__Entries with figure data__:
☆ ☆ ☆ ☆ ☆
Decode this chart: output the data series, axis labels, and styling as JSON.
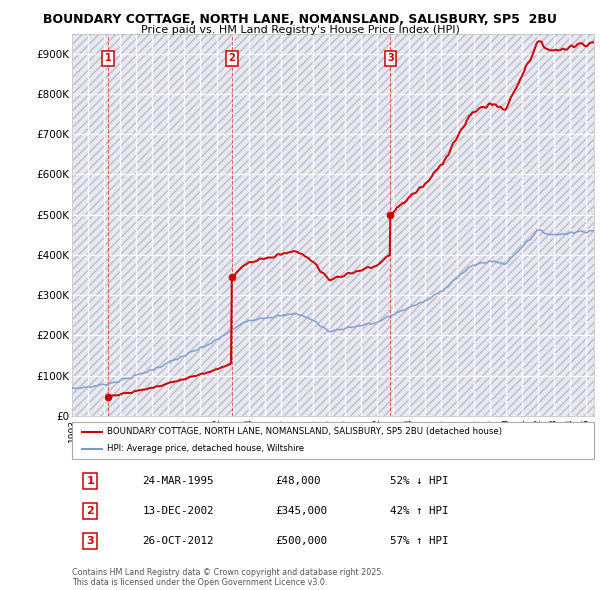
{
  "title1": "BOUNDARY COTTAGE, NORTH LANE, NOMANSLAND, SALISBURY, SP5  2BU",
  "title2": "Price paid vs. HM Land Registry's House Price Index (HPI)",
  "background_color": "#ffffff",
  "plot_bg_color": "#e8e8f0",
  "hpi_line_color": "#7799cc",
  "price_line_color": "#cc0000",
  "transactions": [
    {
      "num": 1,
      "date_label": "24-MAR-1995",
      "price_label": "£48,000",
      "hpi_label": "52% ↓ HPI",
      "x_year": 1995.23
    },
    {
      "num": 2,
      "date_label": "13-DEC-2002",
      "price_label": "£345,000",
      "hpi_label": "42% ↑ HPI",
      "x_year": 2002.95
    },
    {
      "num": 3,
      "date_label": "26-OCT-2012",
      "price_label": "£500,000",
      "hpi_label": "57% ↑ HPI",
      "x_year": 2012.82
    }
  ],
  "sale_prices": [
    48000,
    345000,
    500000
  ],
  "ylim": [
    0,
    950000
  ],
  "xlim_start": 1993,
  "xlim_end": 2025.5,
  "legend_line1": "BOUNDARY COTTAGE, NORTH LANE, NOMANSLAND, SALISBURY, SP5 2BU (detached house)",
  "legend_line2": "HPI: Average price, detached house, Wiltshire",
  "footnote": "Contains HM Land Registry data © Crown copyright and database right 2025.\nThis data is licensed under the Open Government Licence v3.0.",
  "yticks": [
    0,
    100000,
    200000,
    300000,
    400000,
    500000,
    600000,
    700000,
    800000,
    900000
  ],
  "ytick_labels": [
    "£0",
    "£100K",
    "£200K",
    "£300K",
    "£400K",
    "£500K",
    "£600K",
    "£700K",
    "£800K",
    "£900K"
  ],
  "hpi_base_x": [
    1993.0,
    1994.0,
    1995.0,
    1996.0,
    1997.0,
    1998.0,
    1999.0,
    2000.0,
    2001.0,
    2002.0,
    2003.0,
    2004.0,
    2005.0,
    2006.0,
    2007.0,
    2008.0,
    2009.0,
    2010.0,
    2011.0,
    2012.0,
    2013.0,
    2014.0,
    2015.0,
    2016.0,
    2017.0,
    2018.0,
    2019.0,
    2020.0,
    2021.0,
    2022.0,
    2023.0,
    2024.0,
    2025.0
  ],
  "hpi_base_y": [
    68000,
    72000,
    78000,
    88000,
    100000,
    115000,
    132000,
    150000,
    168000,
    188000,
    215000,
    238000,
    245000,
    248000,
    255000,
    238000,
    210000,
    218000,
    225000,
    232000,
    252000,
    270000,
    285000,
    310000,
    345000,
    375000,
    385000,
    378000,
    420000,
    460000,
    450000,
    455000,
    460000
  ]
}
☆ ☆ ☆ ☆ ☆
__TASK BRIEF__: From the records above, pull out every line containing the word "NOMANSLAND".

__THE COMPLETED TASK__:
  "title1": "BOUNDARY COTTAGE, NORTH LANE, NOMANSLAND, SALISBURY, SP5  2BU",
  "legend_line1": "BOUNDARY COTTAGE, NORTH LANE, NOMANSLAND, SALISBURY, SP5 2BU (detached house)",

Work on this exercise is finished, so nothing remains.